§ **RECORDS FOR PROCESSING**
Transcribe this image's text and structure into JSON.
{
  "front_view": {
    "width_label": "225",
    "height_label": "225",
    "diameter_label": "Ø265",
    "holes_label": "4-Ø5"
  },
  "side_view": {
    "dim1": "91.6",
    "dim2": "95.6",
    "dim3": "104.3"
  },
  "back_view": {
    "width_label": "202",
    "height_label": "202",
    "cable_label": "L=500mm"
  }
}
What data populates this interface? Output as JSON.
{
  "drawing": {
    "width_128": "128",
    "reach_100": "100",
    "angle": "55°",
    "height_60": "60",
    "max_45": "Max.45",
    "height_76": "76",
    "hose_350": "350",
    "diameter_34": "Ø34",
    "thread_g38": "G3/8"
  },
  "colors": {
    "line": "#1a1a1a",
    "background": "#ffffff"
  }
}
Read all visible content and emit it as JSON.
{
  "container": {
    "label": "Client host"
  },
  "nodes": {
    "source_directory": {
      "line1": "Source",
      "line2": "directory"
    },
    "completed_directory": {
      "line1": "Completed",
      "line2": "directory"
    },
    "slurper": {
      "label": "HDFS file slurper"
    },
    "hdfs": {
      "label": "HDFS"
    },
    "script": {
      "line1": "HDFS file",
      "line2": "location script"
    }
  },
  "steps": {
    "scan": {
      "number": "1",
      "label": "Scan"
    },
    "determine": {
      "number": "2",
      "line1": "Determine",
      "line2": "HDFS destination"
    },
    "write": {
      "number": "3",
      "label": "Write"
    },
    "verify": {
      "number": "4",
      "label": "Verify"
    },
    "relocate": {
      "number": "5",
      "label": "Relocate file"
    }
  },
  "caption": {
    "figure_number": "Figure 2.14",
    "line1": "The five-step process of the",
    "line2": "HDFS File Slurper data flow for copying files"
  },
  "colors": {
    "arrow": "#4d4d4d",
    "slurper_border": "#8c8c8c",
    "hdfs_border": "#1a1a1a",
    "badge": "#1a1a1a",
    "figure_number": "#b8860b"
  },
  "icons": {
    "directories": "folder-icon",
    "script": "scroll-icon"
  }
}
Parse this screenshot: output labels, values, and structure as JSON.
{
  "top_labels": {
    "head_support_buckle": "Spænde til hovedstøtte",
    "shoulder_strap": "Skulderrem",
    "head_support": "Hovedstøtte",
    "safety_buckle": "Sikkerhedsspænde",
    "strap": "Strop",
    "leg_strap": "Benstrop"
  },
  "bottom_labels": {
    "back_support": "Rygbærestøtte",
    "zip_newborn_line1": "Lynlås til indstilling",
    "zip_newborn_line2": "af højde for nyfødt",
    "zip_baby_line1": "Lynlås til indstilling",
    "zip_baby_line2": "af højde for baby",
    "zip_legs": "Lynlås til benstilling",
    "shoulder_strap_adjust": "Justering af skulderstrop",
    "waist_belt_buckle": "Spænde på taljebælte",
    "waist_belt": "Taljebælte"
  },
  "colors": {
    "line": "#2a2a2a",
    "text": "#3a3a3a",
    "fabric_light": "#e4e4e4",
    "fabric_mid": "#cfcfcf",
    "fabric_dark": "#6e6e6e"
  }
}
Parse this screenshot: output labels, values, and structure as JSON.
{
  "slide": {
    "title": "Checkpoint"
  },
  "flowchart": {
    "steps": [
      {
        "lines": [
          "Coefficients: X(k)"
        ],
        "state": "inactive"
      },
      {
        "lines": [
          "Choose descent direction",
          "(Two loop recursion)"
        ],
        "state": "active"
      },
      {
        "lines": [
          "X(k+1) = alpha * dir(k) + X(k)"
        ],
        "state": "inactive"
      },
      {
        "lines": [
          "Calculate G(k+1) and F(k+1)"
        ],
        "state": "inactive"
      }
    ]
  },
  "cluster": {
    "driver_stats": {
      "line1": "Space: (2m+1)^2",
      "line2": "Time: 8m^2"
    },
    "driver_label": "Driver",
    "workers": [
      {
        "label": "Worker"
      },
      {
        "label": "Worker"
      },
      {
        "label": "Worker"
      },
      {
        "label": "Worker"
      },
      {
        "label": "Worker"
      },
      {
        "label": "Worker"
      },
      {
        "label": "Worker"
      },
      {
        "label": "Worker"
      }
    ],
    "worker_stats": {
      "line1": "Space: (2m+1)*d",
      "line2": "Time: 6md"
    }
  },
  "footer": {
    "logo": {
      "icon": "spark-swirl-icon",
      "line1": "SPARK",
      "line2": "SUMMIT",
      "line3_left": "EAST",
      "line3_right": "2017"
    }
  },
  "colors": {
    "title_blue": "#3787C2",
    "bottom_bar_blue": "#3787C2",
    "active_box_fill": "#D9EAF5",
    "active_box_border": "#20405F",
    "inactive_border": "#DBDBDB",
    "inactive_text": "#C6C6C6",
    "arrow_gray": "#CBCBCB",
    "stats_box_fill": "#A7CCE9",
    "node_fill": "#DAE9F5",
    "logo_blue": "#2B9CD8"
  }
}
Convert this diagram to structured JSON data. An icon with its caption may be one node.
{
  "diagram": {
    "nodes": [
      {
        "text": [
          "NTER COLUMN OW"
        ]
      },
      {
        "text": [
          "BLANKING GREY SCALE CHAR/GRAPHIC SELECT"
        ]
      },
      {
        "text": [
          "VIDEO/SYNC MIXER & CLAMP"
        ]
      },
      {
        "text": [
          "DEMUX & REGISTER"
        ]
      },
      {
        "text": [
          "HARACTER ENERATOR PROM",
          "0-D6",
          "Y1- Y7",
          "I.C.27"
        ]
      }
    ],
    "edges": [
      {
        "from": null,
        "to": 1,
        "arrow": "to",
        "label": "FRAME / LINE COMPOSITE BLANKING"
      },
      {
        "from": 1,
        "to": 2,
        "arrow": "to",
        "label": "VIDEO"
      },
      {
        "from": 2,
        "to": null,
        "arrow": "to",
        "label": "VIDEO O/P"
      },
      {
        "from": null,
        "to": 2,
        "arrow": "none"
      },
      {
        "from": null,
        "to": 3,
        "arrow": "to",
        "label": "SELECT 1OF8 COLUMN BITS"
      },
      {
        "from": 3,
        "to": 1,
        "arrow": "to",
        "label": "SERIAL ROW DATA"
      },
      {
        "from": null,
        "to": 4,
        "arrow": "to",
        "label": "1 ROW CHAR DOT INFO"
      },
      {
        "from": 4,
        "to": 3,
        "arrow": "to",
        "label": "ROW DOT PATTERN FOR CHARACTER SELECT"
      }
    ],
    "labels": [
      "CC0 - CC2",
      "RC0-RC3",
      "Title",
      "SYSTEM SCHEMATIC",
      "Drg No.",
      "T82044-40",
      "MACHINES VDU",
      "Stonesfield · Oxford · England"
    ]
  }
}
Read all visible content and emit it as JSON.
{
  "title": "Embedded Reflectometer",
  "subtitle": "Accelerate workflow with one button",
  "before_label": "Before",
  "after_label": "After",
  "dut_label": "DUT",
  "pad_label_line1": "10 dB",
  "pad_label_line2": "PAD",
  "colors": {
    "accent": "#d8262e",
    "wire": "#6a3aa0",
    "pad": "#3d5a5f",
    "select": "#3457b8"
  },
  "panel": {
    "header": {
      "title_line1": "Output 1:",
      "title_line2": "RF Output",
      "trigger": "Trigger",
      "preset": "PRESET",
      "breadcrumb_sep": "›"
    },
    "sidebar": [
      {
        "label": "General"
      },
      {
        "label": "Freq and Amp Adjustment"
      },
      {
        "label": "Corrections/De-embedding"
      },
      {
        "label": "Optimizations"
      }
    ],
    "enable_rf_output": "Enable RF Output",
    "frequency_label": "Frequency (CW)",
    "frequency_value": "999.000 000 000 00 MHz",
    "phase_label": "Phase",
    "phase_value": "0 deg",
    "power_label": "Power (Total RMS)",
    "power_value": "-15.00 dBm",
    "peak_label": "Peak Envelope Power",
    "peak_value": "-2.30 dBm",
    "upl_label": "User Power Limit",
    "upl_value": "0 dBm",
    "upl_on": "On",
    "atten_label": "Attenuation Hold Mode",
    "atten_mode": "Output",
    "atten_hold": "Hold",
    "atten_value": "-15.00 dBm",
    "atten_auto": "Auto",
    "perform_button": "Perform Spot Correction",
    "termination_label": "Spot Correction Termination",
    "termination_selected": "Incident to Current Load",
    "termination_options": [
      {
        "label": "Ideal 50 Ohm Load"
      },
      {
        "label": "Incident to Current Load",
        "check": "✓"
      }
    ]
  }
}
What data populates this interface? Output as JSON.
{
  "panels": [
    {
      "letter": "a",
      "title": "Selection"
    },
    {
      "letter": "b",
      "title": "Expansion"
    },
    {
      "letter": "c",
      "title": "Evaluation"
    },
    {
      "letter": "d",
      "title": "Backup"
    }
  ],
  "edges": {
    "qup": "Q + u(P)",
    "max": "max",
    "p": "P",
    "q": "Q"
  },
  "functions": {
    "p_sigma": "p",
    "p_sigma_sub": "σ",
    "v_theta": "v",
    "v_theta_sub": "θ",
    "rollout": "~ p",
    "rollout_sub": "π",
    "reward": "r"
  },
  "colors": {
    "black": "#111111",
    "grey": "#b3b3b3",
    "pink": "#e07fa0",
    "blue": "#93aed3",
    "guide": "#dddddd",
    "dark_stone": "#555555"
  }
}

§ **WHAT IS ASKED**
In the listing, find each line with the string "Current" and copy it.

§ **WORKED ANSWER**
    "termination_selected": "Incident to Current Load",
        "label": "Incident to Current Load",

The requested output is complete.